• _Exercise objective_
Word for word, transcribe the lines below and drop the pictures.

• _Data listing_
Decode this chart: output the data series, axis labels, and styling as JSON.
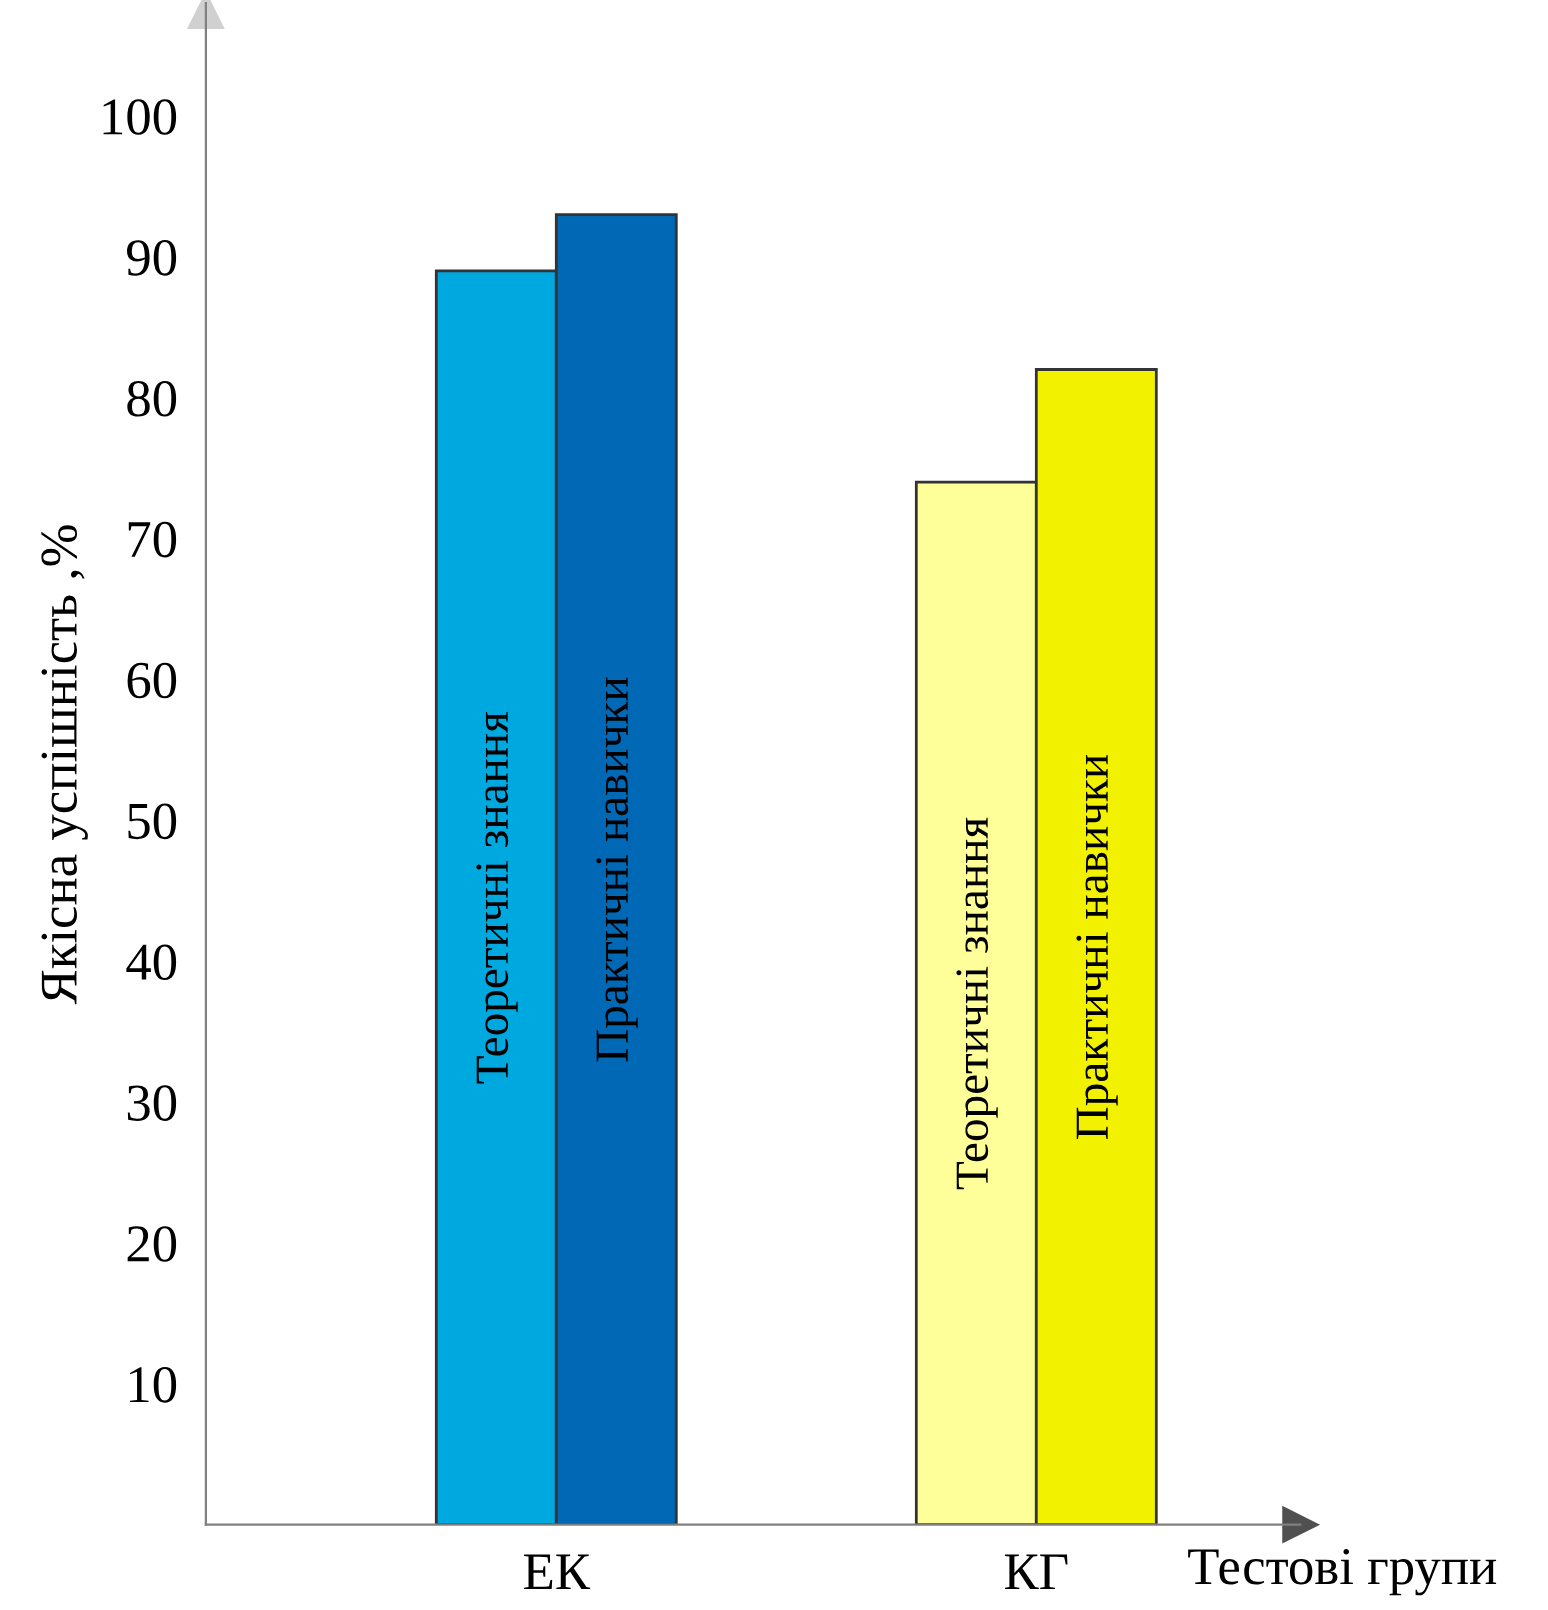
{
  "chart_data": {
    "type": "bar",
    "xlabel": "Тестові групи",
    "ylabel": "Якісна успішність ,%",
    "categories": [
      "ЕК",
      "КГ"
    ],
    "series": [
      {
        "name": "Теоретичні знання",
        "colors": [
          "#00a8e0",
          "#ffff99"
        ],
        "values": [
          89,
          74
        ]
      },
      {
        "name": "Практичні навички",
        "colors": [
          "#0068b4",
          "#f2f200"
        ],
        "values": [
          93,
          82
        ]
      }
    ],
    "ylim": [
      0,
      108
    ],
    "yticks": [
      10,
      20,
      30,
      40,
      50,
      60,
      70,
      80,
      90,
      100
    ],
    "grid": false,
    "legend": false
  }
}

• _Output of the exercise_
Decode this chart: output the data series, axis labels, and styling as JSON.
{
  "chart_data": {
    "type": "bar",
    "xlabel": "Тестові групи",
    "ylabel": "Якісна успішність ,%",
    "categories": [
      "ЕК",
      "КГ"
    ],
    "series": [
      {
        "name": "Теоретичні знання",
        "colors": [
          "#00a8e0",
          "#ffff99"
        ],
        "values": [
          89,
          74
        ]
      },
      {
        "name": "Практичні навички",
        "colors": [
          "#0068b4",
          "#f2f200"
        ],
        "values": [
          93,
          82
        ]
      }
    ],
    "ylim": [
      0,
      108
    ],
    "yticks": [
      10,
      20,
      30,
      40,
      50,
      60,
      70,
      80,
      90,
      100
    ],
    "grid": false,
    "legend": false
  }
}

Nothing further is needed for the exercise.